(Item position entries)
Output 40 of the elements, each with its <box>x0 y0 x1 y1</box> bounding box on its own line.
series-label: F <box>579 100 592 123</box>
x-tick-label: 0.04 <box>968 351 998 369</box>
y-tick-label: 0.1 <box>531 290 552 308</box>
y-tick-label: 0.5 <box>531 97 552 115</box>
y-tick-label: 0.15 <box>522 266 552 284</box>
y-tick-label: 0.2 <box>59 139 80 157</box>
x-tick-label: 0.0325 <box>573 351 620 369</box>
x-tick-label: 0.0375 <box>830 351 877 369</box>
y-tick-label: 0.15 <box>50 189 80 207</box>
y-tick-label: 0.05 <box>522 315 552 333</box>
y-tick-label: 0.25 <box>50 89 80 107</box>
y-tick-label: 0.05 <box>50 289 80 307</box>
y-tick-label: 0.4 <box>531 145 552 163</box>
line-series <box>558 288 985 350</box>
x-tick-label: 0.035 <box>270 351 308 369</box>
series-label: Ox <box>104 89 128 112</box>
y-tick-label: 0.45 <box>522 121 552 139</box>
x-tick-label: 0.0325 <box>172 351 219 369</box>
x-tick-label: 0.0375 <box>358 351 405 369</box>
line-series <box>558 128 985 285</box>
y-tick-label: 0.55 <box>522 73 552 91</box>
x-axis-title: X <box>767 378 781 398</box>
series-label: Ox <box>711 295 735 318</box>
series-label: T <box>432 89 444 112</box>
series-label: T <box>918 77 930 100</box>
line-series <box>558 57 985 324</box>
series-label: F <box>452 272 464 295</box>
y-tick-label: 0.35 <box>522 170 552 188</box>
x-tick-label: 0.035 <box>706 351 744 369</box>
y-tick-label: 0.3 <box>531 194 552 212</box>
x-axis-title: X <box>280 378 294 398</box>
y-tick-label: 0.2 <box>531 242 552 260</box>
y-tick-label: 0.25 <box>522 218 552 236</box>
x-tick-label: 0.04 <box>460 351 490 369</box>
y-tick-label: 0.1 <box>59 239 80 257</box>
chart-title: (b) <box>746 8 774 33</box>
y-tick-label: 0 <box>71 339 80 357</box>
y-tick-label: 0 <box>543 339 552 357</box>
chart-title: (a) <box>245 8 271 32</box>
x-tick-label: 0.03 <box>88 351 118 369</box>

Aim of the exercise:
Copy every line above word for word.

Expected output:
Output 40 of the elements, each with its <box>x0 y0 x1 y1</box> bounding box on its own line.
series-label: F <box>579 100 592 123</box>
x-tick-label: 0.04 <box>968 351 998 369</box>
y-tick-label: 0.1 <box>531 290 552 308</box>
y-tick-label: 0.5 <box>531 97 552 115</box>
y-tick-label: 0.15 <box>522 266 552 284</box>
y-tick-label: 0.2 <box>59 139 80 157</box>
x-tick-label: 0.0325 <box>573 351 620 369</box>
x-tick-label: 0.0375 <box>830 351 877 369</box>
y-tick-label: 0.15 <box>50 189 80 207</box>
y-tick-label: 0.05 <box>522 315 552 333</box>
y-tick-label: 0.25 <box>50 89 80 107</box>
y-tick-label: 0.05 <box>50 289 80 307</box>
y-tick-label: 0.4 <box>531 145 552 163</box>
line-series <box>558 288 985 350</box>
x-tick-label: 0.035 <box>270 351 308 369</box>
series-label: Ox <box>104 89 128 112</box>
y-tick-label: 0.45 <box>522 121 552 139</box>
x-tick-label: 0.0325 <box>172 351 219 369</box>
x-tick-label: 0.0375 <box>358 351 405 369</box>
line-series <box>558 128 985 285</box>
y-tick-label: 0.55 <box>522 73 552 91</box>
x-axis-title: X <box>767 378 781 398</box>
series-label: Ox <box>711 295 735 318</box>
series-label: T <box>432 89 444 112</box>
series-label: T <box>918 77 930 100</box>
line-series <box>558 57 985 324</box>
series-label: F <box>452 272 464 295</box>
y-tick-label: 0.35 <box>522 170 552 188</box>
x-tick-label: 0.035 <box>706 351 744 369</box>
y-tick-label: 0.3 <box>531 194 552 212</box>
x-axis-title: X <box>280 378 294 398</box>
y-tick-label: 0.2 <box>531 242 552 260</box>
y-tick-label: 0.25 <box>522 218 552 236</box>
x-tick-label: 0.04 <box>460 351 490 369</box>
y-tick-label: 0.1 <box>59 239 80 257</box>
chart-title: (b) <box>746 8 774 33</box>
y-tick-label: 0 <box>71 339 80 357</box>
y-tick-label: 0 <box>543 339 552 357</box>
chart-title: (a) <box>245 8 271 32</box>
x-tick-label: 0.03 <box>88 351 118 369</box>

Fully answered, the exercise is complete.